**TASK OBJECTIVE:** Determine how many lines of the material hold the string "into" and reply with only that number.

**SUPPLIED INFORMATION:**
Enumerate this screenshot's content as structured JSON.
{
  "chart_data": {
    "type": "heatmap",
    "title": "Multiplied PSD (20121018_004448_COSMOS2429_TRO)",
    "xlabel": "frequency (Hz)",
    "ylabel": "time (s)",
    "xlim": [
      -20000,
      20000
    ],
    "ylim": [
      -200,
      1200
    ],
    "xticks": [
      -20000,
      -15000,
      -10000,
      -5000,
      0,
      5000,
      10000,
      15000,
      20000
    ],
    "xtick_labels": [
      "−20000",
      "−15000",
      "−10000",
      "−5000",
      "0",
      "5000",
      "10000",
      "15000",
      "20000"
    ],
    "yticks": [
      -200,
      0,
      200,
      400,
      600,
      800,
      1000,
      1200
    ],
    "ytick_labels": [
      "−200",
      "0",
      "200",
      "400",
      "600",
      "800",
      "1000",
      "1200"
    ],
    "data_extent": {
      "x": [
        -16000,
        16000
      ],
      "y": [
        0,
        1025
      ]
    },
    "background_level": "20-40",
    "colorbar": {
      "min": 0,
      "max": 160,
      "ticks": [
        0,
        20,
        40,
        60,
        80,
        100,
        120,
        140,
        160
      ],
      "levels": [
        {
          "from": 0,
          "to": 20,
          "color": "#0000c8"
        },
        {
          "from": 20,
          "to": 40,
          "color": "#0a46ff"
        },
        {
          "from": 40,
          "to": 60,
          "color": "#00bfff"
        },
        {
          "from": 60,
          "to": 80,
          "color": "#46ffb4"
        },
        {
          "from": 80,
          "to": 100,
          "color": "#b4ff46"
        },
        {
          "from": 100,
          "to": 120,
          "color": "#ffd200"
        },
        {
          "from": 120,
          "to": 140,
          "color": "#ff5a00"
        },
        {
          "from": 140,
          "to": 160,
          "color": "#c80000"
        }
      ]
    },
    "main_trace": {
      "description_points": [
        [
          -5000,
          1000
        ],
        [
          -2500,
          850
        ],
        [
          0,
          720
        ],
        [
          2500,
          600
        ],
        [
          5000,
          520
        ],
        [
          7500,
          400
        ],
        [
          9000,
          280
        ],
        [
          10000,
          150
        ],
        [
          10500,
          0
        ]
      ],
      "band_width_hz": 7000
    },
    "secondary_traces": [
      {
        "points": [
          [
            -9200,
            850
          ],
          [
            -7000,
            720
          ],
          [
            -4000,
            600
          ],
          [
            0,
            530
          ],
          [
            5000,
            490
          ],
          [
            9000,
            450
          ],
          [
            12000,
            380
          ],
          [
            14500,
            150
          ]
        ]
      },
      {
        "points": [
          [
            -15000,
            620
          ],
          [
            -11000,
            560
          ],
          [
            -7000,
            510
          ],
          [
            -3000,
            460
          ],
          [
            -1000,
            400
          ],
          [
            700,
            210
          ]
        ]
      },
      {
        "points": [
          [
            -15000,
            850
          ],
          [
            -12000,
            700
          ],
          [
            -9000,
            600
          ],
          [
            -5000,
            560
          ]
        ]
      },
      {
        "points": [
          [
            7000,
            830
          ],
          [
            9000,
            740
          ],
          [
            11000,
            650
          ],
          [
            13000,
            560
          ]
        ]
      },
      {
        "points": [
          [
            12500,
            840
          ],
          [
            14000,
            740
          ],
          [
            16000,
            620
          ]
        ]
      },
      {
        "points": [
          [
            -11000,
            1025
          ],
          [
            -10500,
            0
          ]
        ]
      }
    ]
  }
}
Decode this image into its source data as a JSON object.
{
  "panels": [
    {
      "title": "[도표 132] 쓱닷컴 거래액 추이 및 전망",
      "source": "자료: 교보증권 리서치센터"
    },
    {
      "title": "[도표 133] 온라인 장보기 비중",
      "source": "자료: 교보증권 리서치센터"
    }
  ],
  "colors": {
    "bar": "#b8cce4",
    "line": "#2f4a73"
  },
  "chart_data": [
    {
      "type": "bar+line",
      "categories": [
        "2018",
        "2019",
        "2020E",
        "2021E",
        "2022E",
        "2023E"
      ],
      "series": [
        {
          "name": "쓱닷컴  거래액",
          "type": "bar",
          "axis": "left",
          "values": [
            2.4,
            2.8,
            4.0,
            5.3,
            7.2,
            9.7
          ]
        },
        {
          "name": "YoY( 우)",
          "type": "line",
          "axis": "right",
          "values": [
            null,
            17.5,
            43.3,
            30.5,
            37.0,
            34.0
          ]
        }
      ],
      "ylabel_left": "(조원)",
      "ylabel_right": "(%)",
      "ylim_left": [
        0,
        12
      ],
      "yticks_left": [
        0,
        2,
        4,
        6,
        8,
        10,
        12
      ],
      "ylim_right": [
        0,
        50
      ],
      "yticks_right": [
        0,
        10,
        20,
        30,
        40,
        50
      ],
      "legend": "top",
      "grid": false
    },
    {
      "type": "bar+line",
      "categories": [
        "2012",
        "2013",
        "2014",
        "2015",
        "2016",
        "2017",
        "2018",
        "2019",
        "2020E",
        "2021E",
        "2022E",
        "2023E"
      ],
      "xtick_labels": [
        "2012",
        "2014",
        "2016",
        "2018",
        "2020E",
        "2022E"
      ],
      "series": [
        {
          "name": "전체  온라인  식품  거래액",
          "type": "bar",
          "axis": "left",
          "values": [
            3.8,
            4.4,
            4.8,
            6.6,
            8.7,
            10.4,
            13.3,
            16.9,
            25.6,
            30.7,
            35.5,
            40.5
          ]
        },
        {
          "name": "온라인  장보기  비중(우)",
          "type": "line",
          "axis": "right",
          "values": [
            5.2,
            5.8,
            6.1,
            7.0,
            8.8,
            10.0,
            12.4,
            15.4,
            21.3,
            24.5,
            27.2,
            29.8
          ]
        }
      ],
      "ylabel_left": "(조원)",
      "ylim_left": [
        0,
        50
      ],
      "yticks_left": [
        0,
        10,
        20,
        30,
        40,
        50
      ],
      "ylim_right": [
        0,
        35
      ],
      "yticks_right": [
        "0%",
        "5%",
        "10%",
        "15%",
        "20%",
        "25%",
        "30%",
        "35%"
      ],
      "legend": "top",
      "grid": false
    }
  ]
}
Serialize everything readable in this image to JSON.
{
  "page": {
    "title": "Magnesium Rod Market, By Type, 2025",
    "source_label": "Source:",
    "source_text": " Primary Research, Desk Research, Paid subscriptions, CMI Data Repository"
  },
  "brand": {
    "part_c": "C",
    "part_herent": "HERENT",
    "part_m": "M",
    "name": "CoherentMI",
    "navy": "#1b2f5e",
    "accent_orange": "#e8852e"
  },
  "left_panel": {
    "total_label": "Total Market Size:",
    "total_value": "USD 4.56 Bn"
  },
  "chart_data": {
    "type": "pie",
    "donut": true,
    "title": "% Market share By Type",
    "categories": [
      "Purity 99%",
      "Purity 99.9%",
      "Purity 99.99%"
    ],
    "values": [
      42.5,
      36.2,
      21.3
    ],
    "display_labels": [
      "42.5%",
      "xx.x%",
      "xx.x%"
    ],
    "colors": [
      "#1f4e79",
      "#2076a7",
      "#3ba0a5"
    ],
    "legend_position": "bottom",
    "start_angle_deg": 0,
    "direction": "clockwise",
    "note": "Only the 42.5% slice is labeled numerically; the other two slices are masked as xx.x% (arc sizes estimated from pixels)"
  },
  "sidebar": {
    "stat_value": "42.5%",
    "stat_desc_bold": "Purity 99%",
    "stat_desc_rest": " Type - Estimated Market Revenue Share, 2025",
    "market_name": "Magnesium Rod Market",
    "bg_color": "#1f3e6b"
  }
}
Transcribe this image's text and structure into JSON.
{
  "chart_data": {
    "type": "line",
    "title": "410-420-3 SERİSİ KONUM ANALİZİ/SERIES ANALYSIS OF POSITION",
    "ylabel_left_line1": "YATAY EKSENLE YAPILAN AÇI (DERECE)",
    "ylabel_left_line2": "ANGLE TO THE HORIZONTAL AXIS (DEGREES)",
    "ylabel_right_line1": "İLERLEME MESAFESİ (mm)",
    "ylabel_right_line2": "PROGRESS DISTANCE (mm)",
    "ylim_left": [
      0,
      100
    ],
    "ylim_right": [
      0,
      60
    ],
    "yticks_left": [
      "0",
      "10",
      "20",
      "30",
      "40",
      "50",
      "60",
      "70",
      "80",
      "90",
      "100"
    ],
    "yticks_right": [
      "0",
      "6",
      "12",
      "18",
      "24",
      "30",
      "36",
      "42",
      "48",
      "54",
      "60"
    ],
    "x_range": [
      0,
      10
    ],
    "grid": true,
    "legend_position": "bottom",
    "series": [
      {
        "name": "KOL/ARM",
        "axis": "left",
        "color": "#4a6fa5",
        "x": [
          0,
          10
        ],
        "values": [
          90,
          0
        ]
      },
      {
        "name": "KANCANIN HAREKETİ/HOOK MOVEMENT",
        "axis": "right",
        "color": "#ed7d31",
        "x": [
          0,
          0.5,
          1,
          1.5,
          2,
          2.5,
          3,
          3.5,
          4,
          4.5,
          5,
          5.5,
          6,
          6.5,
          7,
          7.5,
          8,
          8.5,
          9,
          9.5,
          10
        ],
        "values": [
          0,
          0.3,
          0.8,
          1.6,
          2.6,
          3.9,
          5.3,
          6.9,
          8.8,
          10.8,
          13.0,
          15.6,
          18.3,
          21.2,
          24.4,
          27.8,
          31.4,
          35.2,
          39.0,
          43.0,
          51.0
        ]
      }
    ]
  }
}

**RESPONSE BELOW:** 2